### Task instructions
Copy each of the following entries character for character, without changing any line.

### Source records
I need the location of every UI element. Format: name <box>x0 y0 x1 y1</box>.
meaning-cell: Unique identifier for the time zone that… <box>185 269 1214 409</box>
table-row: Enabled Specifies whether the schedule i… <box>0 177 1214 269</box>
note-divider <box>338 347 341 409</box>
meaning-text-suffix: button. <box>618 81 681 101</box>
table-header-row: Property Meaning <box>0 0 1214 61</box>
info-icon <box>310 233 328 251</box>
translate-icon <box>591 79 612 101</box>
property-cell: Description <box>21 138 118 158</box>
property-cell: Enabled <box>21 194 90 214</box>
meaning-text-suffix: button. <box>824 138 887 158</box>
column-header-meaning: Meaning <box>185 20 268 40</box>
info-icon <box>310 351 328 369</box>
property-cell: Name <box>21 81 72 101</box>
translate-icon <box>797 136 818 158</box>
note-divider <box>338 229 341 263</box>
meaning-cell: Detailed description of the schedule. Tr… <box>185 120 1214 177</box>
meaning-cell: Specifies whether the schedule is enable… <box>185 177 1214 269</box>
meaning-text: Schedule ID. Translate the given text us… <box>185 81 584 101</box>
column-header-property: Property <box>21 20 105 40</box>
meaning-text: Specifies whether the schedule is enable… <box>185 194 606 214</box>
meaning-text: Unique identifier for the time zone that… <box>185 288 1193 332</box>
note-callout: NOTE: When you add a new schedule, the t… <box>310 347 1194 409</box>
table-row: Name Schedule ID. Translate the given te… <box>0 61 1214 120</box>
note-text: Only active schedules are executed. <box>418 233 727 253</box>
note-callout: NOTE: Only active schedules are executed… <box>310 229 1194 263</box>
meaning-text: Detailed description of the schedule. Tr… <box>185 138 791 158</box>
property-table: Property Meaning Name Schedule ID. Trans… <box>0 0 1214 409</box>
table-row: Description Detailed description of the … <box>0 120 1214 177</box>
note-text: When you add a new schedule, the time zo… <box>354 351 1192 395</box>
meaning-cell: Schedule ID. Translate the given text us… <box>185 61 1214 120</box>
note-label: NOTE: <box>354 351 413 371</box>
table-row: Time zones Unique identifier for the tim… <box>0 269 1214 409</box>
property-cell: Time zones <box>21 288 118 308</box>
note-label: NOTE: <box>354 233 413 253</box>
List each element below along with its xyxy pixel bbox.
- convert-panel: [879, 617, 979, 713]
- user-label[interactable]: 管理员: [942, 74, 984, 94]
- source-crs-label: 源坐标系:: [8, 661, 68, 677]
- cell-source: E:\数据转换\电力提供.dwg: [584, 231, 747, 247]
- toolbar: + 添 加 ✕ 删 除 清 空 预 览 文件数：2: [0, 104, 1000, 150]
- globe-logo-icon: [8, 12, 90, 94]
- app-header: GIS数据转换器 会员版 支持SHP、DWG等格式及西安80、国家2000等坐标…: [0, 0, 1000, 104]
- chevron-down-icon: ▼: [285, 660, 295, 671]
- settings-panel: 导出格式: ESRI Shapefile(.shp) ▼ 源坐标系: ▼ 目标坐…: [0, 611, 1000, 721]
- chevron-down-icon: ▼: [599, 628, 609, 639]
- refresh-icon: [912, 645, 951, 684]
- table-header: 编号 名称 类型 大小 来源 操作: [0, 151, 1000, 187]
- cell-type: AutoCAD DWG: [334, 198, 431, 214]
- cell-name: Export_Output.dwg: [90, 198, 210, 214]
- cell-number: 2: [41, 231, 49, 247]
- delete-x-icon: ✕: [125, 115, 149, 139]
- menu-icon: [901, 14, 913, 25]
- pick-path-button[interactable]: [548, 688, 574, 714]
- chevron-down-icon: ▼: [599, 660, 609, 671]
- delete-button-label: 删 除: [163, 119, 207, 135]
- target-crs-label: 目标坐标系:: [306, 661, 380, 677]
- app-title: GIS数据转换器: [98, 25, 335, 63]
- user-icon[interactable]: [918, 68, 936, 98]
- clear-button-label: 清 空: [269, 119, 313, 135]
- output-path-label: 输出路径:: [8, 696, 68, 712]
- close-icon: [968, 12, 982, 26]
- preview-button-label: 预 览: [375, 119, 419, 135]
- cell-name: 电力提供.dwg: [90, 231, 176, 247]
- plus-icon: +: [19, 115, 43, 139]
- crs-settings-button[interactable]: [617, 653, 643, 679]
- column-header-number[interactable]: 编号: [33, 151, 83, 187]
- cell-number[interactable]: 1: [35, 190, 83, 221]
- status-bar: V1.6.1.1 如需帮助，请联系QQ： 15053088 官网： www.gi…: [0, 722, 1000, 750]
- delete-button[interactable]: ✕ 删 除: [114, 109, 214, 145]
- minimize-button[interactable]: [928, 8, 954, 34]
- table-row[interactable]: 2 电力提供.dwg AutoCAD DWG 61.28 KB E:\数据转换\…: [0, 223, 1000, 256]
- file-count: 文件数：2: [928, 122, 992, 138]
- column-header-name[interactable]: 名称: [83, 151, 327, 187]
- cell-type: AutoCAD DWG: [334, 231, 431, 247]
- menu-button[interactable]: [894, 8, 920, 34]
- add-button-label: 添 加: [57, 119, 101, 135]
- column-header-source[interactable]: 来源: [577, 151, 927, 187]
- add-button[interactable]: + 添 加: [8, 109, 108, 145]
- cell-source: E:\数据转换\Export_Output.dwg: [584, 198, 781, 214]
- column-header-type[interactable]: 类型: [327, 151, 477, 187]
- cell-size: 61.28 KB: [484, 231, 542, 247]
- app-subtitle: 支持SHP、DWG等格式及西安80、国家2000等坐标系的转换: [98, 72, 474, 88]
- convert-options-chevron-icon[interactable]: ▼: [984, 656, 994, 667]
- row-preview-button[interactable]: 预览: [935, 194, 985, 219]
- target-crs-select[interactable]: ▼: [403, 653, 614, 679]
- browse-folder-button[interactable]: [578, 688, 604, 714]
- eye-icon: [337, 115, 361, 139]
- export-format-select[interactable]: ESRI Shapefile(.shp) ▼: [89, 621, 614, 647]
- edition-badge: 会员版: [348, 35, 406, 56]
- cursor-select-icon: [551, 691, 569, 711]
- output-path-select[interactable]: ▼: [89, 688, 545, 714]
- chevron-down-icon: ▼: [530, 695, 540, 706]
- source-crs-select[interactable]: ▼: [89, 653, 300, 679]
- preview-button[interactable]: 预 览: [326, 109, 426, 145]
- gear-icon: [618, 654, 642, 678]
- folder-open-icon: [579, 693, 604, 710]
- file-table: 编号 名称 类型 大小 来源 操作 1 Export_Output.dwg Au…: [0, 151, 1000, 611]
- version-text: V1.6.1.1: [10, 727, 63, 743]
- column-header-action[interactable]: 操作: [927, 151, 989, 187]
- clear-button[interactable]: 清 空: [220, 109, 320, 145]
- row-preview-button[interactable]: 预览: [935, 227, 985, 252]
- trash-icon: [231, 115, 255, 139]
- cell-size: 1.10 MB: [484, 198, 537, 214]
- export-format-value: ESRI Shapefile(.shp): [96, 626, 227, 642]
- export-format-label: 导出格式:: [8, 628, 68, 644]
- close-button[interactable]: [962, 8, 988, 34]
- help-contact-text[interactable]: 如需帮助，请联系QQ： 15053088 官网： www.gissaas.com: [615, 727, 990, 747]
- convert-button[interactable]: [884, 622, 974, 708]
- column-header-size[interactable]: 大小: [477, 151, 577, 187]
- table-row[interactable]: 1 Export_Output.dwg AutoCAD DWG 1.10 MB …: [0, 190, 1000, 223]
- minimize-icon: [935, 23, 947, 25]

### Exercise answer
I need the location of every UI element. Format: name <box>x0 y0 x1 y1</box>.
meaning-cell: Unique identifier for the time zone that… <box>185 269 1214 409</box>
table-row: Enabled Specifies whether the schedule i… <box>0 177 1214 269</box>
note-divider <box>338 347 341 409</box>
meaning-text-suffix: button. <box>618 81 681 101</box>
table-header-row: Property Meaning <box>0 0 1214 61</box>
info-icon <box>310 233 328 251</box>
translate-icon <box>591 79 612 101</box>
property-cell: Description <box>21 138 118 158</box>
property-cell: Enabled <box>21 194 90 214</box>
meaning-text-suffix: button. <box>824 138 887 158</box>
column-header-meaning: Meaning <box>185 20 268 40</box>
info-icon <box>310 351 328 369</box>
property-cell: Name <box>21 81 72 101</box>
translate-icon <box>797 136 818 158</box>
note-divider <box>338 229 341 263</box>
meaning-cell: Detailed description of the schedule. Tr… <box>185 120 1214 177</box>
meaning-cell: Specifies whether the schedule is enable… <box>185 177 1214 269</box>
meaning-text: Schedule ID. Translate the given text us… <box>185 81 584 101</box>
column-header-property: Property <box>21 20 105 40</box>
meaning-text: Specifies whether the schedule is enable… <box>185 194 606 214</box>
meaning-text: Unique identifier for the time zone that… <box>185 288 1193 332</box>
note-callout: NOTE: When you add a new schedule, the t… <box>310 347 1194 409</box>
table-row: Name Schedule ID. Translate the given te… <box>0 61 1214 120</box>
note-text: Only active schedules are executed. <box>418 233 727 253</box>
note-callout: NOTE: Only active schedules are executed… <box>310 229 1194 263</box>
meaning-text: Detailed description of the schedule. Tr… <box>185 138 791 158</box>
property-table: Property Meaning Name Schedule ID. Trans… <box>0 0 1214 409</box>
table-row: Description Detailed description of the … <box>0 120 1214 177</box>
note-text: When you add a new schedule, the time zo… <box>354 351 1192 395</box>
meaning-cell: Schedule ID. Translate the given text us… <box>185 61 1214 120</box>
note-label: NOTE: <box>354 351 413 371</box>
table-row: Time zones Unique identifier for the tim… <box>0 269 1214 409</box>
property-cell: Time zones <box>21 288 118 308</box>
note-label: NOTE: <box>354 233 413 253</box>
List each element below along with its xyxy pixel bbox.
- convert-panel: [879, 617, 979, 713]
- user-label[interactable]: 管理员: [942, 74, 984, 94]
- source-crs-label: 源坐标系:: [8, 661, 68, 677]
- cell-source: E:\数据转换\电力提供.dwg: [584, 231, 747, 247]
- toolbar: + 添 加 ✕ 删 除 清 空 预 览 文件数：2: [0, 104, 1000, 150]
- globe-logo-icon: [8, 12, 90, 94]
- app-header: GIS数据转换器 会员版 支持SHP、DWG等格式及西安80、国家2000等坐标…: [0, 0, 1000, 104]
- chevron-down-icon: ▼: [285, 660, 295, 671]
- settings-panel: 导出格式: ESRI Shapefile(.shp) ▼ 源坐标系: ▼ 目标坐…: [0, 611, 1000, 721]
- chevron-down-icon: ▼: [599, 628, 609, 639]
- refresh-icon: [912, 645, 951, 684]
- table-header: 编号 名称 类型 大小 来源 操作: [0, 151, 1000, 187]
- cell-type: AutoCAD DWG: [334, 198, 431, 214]
- cell-name: Export_Output.dwg: [90, 198, 210, 214]
- cell-number: 2: [41, 231, 49, 247]
- delete-x-icon: ✕: [125, 115, 149, 139]
- menu-icon: [901, 14, 913, 25]
- pick-path-button[interactable]: [548, 688, 574, 714]
- chevron-down-icon: ▼: [599, 660, 609, 671]
- delete-button-label: 删 除: [163, 119, 207, 135]
- target-crs-label: 目标坐标系:: [306, 661, 380, 677]
- app-title: GIS数据转换器: [98, 25, 335, 63]
- user-icon[interactable]: [918, 68, 936, 98]
- clear-button-label: 清 空: [269, 119, 313, 135]
- output-path-label: 输出路径:: [8, 696, 68, 712]
- close-icon: [968, 12, 982, 26]
- preview-button-label: 预 览: [375, 119, 419, 135]
- cell-name: 电力提供.dwg: [90, 231, 176, 247]
- plus-icon: +: [19, 115, 43, 139]
- crs-settings-button[interactable]: [617, 653, 643, 679]
- column-header-number[interactable]: 编号: [33, 151, 83, 187]
- cell-number[interactable]: 1: [35, 190, 83, 221]
- status-bar: V1.6.1.1 如需帮助，请联系QQ： 15053088 官网： www.gi…: [0, 722, 1000, 750]
- delete-button[interactable]: ✕ 删 除: [114, 109, 214, 145]
- minimize-button[interactable]: [928, 8, 954, 34]
- table-row[interactable]: 2 电力提供.dwg AutoCAD DWG 61.28 KB E:\数据转换\…: [0, 223, 1000, 256]
- file-count: 文件数：2: [928, 122, 992, 138]
- column-header-name[interactable]: 名称: [83, 151, 327, 187]
- cell-type: AutoCAD DWG: [334, 231, 431, 247]
- menu-button[interactable]: [894, 8, 920, 34]
- add-button-label: 添 加: [57, 119, 101, 135]
- column-header-source[interactable]: 来源: [577, 151, 927, 187]
- add-button[interactable]: + 添 加: [8, 109, 108, 145]
- cell-source: E:\数据转换\Export_Output.dwg: [584, 198, 781, 214]
- column-header-type[interactable]: 类型: [327, 151, 477, 187]
- cell-size: 61.28 KB: [484, 231, 542, 247]
- app-subtitle: 支持SHP、DWG等格式及西安80、国家2000等坐标系的转换: [98, 72, 474, 88]
- convert-options-chevron-icon[interactable]: ▼: [984, 656, 994, 667]
- row-preview-button[interactable]: 预览: [935, 194, 985, 219]
- target-crs-select[interactable]: ▼: [403, 653, 614, 679]
- browse-folder-button[interactable]: [578, 688, 604, 714]
- eye-icon: [337, 115, 361, 139]
- export-format-select[interactable]: ESRI Shapefile(.shp) ▼: [89, 621, 614, 647]
- edition-badge: 会员版: [348, 35, 406, 56]
- cursor-select-icon: [551, 691, 569, 711]
- output-path-select[interactable]: ▼: [89, 688, 545, 714]
- chevron-down-icon: ▼: [530, 695, 540, 706]
- source-crs-select[interactable]: ▼: [89, 653, 300, 679]
- preview-button[interactable]: 预 览: [326, 109, 426, 145]
- gear-icon: [618, 654, 642, 678]
- folder-open-icon: [579, 693, 604, 710]
- file-table: 编号 名称 类型 大小 来源 操作 1 Export_Output.dwg Au…: [0, 151, 1000, 611]
- version-text: V1.6.1.1: [10, 727, 63, 743]
- column-header-action[interactable]: 操作: [927, 151, 989, 187]
- clear-button[interactable]: 清 空: [220, 109, 320, 145]
- row-preview-button[interactable]: 预览: [935, 227, 985, 252]
- trash-icon: [231, 115, 255, 139]
- cell-size: 1.10 MB: [484, 198, 537, 214]
- export-format-value: ESRI Shapefile(.shp): [96, 626, 227, 642]
- export-format-label: 导出格式:: [8, 628, 68, 644]
- close-button[interactable]: [962, 8, 988, 34]
- help-contact-text[interactable]: 如需帮助，请联系QQ： 15053088 官网： www.gissaas.com: [615, 727, 990, 747]
- convert-button[interactable]: [884, 622, 974, 708]
- column-header-size[interactable]: 大小: [477, 151, 577, 187]
- table-row[interactable]: 1 Export_Output.dwg AutoCAD DWG 1.10 MB …: [0, 190, 1000, 223]
- minimize-icon: [935, 23, 947, 25]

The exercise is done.